[Goal]:
Copy every line of the data in which the word "Children" occurs.

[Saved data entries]
****
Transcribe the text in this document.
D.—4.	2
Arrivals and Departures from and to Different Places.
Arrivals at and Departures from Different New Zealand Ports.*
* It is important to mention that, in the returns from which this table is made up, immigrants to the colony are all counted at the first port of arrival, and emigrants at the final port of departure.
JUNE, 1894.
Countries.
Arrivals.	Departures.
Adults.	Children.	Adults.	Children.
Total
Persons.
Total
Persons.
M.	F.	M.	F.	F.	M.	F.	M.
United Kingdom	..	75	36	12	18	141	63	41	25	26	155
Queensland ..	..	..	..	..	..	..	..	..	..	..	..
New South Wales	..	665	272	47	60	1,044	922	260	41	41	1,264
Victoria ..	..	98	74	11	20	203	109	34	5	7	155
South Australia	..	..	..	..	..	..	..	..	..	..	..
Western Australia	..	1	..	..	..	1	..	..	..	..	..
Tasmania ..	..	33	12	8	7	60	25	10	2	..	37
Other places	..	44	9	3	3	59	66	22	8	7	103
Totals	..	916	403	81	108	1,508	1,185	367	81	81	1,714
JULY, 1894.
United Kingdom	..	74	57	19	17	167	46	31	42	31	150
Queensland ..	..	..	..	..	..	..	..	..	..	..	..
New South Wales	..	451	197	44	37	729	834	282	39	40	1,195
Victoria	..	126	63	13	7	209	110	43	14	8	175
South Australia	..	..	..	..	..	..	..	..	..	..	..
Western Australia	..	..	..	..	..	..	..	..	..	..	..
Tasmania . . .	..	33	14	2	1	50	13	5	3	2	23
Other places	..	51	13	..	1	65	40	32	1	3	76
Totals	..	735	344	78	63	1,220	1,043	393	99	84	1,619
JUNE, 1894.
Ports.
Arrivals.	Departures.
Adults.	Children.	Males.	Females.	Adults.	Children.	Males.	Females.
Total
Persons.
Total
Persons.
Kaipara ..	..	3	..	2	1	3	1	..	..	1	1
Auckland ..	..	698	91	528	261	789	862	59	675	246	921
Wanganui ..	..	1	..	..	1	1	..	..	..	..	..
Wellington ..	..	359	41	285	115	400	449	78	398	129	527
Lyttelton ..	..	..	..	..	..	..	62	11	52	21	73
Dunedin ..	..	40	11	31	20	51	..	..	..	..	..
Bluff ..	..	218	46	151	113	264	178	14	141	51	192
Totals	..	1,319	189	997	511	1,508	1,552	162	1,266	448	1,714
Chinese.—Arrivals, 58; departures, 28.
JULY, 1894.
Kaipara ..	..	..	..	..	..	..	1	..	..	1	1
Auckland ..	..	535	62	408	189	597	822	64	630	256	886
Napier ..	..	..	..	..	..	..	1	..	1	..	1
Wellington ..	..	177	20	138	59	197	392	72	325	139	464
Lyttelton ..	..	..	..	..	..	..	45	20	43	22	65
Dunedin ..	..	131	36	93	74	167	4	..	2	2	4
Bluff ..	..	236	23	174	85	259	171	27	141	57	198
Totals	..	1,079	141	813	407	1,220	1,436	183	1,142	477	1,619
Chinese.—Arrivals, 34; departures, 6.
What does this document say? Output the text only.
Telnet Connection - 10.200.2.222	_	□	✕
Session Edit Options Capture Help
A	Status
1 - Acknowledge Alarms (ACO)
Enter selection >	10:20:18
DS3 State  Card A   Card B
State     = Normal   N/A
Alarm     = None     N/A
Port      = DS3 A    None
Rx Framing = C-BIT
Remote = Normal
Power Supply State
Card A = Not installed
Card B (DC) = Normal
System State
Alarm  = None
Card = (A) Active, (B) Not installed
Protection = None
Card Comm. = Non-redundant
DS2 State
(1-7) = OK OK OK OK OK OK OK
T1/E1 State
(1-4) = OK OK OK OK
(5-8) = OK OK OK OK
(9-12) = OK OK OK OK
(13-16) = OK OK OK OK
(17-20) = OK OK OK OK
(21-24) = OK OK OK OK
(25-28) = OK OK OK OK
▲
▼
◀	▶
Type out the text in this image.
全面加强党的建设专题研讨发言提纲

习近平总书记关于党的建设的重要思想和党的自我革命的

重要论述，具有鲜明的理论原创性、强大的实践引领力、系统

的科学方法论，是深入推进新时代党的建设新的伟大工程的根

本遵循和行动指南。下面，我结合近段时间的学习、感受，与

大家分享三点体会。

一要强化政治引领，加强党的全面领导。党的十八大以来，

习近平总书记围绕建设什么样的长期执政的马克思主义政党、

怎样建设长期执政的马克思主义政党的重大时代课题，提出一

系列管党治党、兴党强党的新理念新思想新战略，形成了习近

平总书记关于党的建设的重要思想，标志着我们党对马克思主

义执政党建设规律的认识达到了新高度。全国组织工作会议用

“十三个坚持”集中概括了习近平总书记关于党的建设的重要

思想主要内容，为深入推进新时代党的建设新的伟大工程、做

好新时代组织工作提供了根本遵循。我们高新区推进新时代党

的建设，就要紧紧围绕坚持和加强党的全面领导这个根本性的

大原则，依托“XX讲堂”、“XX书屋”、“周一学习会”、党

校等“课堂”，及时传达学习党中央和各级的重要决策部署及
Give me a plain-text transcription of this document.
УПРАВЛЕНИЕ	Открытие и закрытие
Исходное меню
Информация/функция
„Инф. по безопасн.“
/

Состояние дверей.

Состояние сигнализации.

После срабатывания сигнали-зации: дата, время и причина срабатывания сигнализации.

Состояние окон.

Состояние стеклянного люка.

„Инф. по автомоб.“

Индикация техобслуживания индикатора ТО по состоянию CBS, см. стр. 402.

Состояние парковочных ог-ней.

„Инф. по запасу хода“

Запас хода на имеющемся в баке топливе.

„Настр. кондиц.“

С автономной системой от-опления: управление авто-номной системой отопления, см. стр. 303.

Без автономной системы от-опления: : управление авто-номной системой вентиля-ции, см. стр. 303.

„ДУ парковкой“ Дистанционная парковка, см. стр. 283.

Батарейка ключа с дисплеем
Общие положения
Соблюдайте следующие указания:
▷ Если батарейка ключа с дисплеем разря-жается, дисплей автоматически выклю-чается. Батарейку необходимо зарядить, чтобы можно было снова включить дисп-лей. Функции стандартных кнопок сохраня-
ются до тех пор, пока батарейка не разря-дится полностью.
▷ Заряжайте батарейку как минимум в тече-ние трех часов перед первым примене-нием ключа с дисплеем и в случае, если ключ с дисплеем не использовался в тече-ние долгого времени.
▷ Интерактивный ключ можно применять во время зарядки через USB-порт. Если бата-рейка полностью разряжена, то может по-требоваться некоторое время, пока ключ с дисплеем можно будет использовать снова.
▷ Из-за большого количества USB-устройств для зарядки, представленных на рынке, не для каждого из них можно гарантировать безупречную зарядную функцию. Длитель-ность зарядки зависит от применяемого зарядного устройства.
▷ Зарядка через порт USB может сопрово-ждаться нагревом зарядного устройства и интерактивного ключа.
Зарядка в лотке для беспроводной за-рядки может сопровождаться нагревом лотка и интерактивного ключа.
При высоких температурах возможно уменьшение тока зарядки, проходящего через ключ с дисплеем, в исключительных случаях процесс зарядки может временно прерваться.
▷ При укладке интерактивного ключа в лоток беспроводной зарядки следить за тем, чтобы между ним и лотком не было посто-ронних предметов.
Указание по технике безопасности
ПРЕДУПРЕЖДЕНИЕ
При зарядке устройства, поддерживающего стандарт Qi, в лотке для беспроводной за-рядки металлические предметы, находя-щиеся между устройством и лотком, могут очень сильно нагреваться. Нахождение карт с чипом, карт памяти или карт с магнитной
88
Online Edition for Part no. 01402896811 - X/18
****
[Written response]:
Adults.	Children.	Adults.	Children.
Adults.	Children.	Males.	Females.	Adults.	Children.	Males.	Females.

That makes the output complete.